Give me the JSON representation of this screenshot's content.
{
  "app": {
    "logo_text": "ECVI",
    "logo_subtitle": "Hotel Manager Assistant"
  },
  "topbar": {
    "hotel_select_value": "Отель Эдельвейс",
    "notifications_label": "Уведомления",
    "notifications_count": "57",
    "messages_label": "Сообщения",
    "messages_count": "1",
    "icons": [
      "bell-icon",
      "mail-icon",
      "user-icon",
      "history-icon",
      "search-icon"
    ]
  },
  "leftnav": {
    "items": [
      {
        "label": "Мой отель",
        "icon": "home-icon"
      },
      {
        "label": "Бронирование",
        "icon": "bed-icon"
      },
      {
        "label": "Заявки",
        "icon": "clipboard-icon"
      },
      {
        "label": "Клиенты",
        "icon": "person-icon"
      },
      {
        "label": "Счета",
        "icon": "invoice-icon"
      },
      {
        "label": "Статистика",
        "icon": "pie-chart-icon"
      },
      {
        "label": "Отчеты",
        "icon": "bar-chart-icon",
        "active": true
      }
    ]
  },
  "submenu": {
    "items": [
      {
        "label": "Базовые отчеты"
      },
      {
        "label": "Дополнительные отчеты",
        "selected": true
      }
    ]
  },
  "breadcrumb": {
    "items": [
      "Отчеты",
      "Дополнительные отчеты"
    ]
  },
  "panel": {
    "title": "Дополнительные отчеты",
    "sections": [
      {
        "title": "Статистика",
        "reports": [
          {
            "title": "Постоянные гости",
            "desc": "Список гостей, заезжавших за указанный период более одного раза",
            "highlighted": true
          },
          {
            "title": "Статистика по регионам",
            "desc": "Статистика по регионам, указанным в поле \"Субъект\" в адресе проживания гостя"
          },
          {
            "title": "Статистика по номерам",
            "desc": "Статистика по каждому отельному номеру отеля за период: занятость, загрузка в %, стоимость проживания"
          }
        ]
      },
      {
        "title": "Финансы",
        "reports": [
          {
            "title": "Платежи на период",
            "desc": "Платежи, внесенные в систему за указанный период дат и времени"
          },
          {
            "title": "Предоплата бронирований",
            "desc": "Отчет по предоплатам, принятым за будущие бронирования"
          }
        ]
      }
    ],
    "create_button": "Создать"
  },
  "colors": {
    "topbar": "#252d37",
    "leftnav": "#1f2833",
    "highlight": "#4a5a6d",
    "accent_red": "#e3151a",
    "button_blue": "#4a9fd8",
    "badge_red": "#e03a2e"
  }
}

• **WRITTEN REQUEST**
Return each line in the records that holds the string "указанный".

• **TASK RESULT**
            "desc": "Список гостей, заезжавших за указанный период более одного раза",
            "desc": "Платежи, внесенные в систему за указанный период дат и времени"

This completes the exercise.